* Given instruction:
Gather all lines from the material that contain the word "señales".

* Input records:
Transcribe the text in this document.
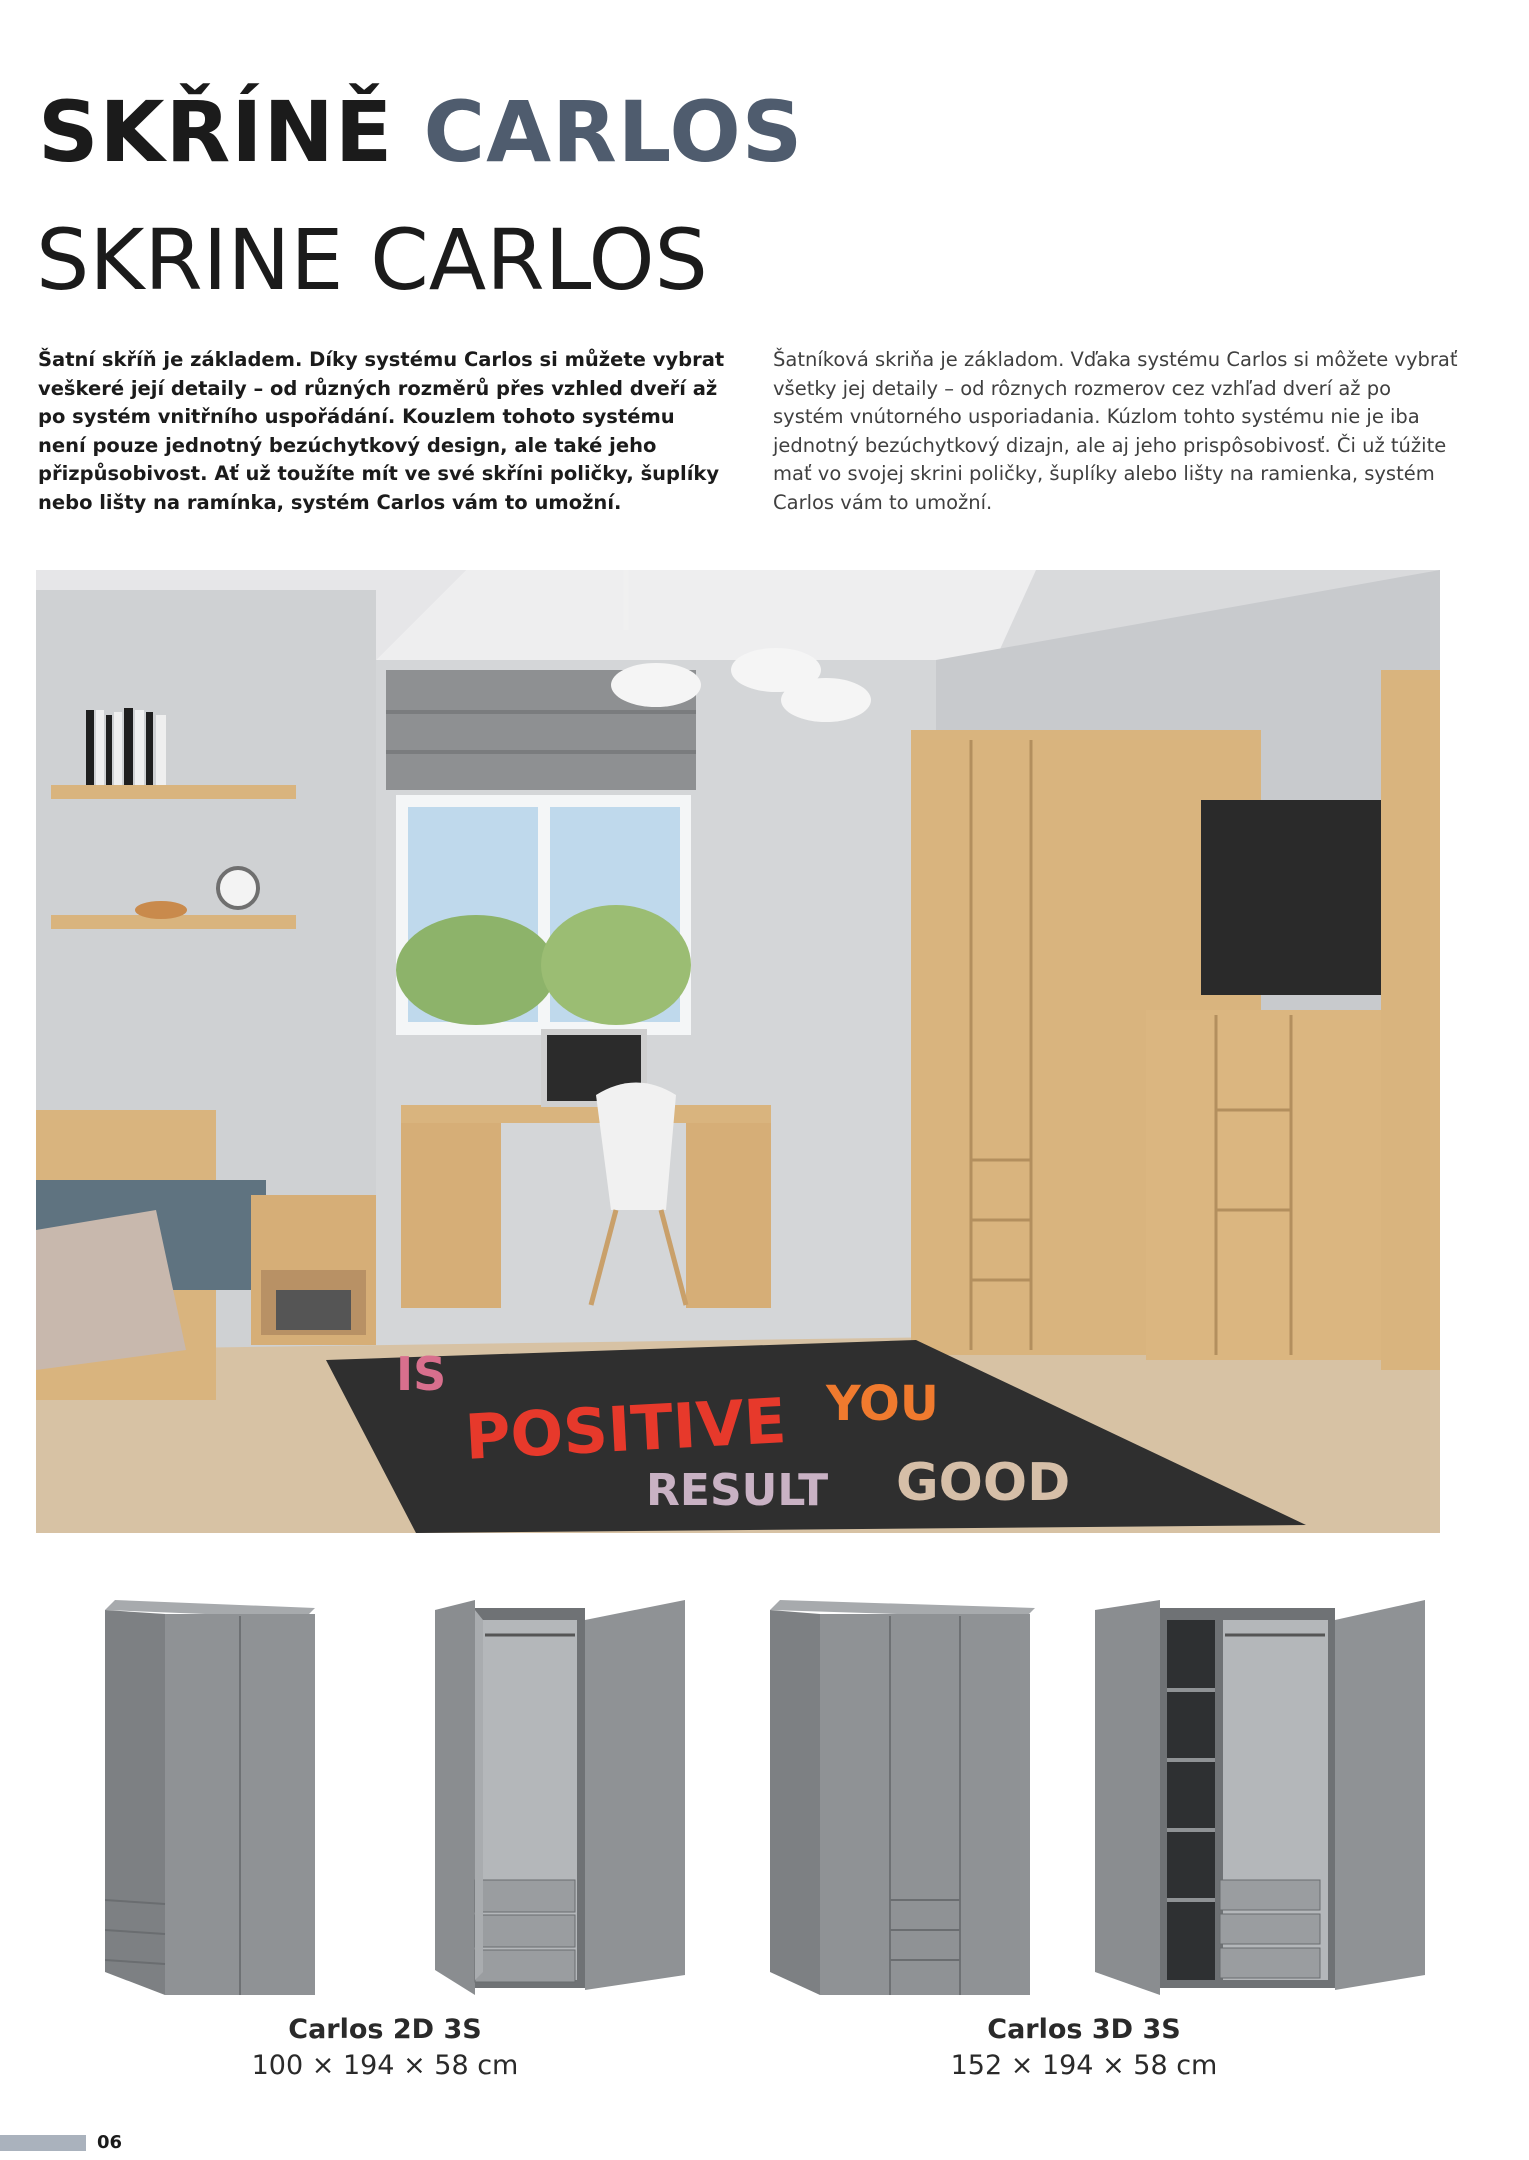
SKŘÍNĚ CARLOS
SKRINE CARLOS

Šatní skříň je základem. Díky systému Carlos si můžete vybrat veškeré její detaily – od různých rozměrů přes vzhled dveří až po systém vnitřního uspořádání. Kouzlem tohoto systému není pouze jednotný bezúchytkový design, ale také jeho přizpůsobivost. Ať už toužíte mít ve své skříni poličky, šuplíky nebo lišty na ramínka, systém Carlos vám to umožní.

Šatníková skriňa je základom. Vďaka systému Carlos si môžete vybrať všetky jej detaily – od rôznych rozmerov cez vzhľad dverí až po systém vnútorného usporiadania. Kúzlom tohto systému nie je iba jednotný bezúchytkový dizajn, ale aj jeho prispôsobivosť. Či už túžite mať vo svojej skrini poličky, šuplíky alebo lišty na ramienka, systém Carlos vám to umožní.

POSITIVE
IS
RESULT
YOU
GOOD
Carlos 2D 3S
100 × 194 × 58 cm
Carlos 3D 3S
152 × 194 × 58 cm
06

...

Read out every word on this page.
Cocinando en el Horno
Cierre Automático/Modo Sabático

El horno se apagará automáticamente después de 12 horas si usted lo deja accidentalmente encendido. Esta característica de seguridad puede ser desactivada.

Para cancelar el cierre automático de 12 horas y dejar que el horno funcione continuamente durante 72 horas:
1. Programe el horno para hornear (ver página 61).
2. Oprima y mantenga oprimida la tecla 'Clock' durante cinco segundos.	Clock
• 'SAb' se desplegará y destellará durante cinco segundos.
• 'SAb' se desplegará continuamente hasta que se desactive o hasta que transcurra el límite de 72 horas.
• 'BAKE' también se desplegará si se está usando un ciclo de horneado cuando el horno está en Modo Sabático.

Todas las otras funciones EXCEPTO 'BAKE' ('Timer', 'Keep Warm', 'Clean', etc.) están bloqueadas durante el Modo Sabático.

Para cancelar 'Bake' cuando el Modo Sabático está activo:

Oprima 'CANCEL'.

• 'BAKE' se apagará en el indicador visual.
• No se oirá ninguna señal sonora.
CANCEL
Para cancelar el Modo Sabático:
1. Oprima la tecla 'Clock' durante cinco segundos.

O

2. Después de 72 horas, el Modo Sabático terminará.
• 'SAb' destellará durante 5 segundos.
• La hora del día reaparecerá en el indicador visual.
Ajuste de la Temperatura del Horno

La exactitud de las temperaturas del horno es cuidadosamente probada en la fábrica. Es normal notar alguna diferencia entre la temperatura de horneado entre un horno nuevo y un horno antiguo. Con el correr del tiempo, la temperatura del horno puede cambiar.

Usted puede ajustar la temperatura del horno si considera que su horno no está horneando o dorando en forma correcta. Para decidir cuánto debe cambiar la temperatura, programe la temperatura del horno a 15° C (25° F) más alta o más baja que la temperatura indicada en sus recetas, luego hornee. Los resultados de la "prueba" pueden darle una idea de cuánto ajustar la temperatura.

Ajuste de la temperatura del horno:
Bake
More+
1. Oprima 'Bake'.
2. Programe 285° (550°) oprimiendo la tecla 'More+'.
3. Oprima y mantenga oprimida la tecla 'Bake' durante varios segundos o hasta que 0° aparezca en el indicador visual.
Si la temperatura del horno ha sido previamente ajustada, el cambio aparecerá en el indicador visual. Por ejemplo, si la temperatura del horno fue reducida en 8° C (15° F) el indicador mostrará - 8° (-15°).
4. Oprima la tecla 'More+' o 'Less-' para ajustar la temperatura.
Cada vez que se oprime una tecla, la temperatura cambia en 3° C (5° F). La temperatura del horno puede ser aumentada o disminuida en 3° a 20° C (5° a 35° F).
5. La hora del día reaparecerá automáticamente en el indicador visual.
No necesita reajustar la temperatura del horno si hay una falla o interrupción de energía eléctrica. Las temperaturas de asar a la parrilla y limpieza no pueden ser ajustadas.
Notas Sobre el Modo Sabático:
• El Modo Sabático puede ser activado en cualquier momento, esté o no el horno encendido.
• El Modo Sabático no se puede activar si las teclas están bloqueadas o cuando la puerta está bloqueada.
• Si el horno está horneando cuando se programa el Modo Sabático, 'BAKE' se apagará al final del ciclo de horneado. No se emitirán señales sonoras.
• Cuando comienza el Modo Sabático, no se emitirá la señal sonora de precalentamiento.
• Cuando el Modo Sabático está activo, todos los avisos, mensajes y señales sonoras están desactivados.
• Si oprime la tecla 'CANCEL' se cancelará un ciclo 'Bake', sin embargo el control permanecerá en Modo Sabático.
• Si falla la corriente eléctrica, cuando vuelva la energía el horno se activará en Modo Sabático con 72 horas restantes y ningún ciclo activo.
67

* Written reply:
• Si el horno está horneando cuando se programa el Modo Sabático, 'BAKE' se apagará al final del ciclo de horneado. No se emitirán señales sonoras.
• Cuando el Modo Sabático está activo, todos los avisos, mensajes y señales sonoras están desactivados.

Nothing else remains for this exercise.